What the exercise asks: Copy all lines holding the word "Грунты" from the entries.

>>>>>

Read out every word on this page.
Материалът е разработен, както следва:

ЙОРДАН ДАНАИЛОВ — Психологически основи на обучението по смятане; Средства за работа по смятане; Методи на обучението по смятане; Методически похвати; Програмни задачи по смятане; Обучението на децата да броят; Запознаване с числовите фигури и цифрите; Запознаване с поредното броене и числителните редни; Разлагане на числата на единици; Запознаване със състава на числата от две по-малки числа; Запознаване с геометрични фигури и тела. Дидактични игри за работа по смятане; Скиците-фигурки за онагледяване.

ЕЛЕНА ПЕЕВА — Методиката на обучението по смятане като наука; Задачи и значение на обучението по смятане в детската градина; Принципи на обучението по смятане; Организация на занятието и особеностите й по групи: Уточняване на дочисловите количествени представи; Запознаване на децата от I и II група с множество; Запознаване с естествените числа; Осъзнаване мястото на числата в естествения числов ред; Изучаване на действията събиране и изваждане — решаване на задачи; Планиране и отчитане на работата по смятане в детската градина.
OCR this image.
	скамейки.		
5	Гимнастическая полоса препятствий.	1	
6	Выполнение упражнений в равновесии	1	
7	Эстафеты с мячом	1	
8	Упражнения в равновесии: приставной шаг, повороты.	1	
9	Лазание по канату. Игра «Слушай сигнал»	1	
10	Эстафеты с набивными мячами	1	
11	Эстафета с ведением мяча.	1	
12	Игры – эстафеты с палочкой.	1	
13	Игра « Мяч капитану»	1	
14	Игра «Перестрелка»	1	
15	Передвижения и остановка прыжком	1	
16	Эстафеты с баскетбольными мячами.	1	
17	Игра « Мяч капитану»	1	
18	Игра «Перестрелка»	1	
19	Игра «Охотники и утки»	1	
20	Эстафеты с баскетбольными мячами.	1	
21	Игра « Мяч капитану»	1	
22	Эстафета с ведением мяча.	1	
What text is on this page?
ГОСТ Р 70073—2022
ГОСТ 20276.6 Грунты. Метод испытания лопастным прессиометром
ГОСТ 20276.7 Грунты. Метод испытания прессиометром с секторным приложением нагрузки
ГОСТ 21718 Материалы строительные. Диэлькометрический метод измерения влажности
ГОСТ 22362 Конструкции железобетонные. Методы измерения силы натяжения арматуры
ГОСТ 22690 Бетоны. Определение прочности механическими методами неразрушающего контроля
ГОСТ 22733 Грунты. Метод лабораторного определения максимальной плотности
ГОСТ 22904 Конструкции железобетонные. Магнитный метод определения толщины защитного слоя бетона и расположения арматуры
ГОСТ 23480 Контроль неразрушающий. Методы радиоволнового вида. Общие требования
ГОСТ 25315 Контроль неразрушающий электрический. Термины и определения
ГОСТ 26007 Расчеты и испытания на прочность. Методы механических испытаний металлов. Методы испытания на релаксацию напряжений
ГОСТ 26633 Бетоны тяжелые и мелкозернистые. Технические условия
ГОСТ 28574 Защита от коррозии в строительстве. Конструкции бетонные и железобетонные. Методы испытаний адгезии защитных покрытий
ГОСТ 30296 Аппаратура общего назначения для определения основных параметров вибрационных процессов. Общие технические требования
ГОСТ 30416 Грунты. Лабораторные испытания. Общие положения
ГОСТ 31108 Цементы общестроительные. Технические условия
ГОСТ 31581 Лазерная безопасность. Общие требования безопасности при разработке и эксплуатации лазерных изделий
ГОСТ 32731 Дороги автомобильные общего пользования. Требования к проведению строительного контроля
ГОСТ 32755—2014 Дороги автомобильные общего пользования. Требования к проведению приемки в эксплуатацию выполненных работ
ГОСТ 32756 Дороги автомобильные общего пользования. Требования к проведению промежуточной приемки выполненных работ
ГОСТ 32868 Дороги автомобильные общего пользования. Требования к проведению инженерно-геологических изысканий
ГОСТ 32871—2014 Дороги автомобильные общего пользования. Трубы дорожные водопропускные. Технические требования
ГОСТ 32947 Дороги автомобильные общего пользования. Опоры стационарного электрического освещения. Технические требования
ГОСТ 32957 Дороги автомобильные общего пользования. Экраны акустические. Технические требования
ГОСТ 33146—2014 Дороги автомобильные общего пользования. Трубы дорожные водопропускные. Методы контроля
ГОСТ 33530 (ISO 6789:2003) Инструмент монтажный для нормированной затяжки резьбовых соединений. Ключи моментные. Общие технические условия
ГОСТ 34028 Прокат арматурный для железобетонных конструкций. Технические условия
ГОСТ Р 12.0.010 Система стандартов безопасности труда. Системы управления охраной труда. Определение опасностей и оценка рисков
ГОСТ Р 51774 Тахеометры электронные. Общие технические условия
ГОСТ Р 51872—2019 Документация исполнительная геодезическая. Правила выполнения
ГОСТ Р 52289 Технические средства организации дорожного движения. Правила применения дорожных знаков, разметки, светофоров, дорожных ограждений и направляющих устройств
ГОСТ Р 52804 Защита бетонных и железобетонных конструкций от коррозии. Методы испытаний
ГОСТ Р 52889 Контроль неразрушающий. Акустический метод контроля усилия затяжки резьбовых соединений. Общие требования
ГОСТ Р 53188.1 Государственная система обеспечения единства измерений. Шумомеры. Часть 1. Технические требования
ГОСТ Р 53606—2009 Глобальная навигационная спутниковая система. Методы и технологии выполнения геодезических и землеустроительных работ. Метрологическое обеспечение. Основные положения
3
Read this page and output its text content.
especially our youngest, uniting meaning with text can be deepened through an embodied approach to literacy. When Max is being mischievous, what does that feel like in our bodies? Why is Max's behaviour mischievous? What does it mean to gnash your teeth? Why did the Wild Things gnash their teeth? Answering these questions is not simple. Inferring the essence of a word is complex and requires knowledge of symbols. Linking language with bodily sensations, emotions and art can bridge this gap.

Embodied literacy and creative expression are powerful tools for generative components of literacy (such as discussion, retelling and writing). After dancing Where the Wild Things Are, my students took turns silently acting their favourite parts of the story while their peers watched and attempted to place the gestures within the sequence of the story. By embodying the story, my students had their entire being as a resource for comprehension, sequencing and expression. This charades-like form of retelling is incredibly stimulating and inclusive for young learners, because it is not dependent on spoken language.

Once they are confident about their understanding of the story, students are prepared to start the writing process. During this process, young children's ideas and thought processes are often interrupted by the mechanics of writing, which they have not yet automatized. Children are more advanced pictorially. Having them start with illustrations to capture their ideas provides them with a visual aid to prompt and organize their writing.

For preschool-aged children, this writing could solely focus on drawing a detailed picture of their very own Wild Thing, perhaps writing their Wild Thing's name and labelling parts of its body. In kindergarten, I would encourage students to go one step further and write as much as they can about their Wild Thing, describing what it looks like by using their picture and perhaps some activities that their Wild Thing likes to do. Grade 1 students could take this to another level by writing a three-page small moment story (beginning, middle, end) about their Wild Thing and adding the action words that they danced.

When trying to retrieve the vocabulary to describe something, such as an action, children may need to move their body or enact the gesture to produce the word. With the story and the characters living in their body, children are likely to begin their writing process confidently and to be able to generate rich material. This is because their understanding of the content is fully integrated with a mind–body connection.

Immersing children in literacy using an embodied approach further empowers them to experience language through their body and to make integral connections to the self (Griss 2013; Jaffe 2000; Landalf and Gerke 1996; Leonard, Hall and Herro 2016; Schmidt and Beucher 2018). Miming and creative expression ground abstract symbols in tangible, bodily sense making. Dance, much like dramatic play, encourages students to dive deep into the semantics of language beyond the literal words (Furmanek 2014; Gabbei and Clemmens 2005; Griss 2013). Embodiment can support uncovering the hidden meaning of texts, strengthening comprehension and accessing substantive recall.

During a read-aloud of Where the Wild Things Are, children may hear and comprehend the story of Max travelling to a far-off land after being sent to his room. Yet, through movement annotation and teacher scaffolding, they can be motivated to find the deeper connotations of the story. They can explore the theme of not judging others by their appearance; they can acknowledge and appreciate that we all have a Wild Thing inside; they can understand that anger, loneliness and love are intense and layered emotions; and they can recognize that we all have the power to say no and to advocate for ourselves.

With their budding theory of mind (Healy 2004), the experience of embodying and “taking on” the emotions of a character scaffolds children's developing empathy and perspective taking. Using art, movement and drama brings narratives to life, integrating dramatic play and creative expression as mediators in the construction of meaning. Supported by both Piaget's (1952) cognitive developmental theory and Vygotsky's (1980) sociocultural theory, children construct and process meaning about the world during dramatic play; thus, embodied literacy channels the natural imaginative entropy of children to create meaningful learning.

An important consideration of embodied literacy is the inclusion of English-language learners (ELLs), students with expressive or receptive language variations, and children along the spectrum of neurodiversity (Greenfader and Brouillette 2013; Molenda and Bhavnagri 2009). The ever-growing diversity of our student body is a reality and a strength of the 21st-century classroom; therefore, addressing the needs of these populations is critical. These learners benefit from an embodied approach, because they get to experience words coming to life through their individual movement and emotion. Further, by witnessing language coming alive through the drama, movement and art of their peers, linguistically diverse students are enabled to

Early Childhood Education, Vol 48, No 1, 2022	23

<<<<<

Output:
ГОСТ 20276.6 Грунты. Метод испытания лопастным прессиометром
ГОСТ 20276.7 Грунты. Метод испытания прессиометром с секторным приложением нагрузки
ГОСТ 22733 Грунты. Метод лабораторного определения максимальной плотности
ГОСТ 30416 Грунты. Лабораторные испытания. Общие положения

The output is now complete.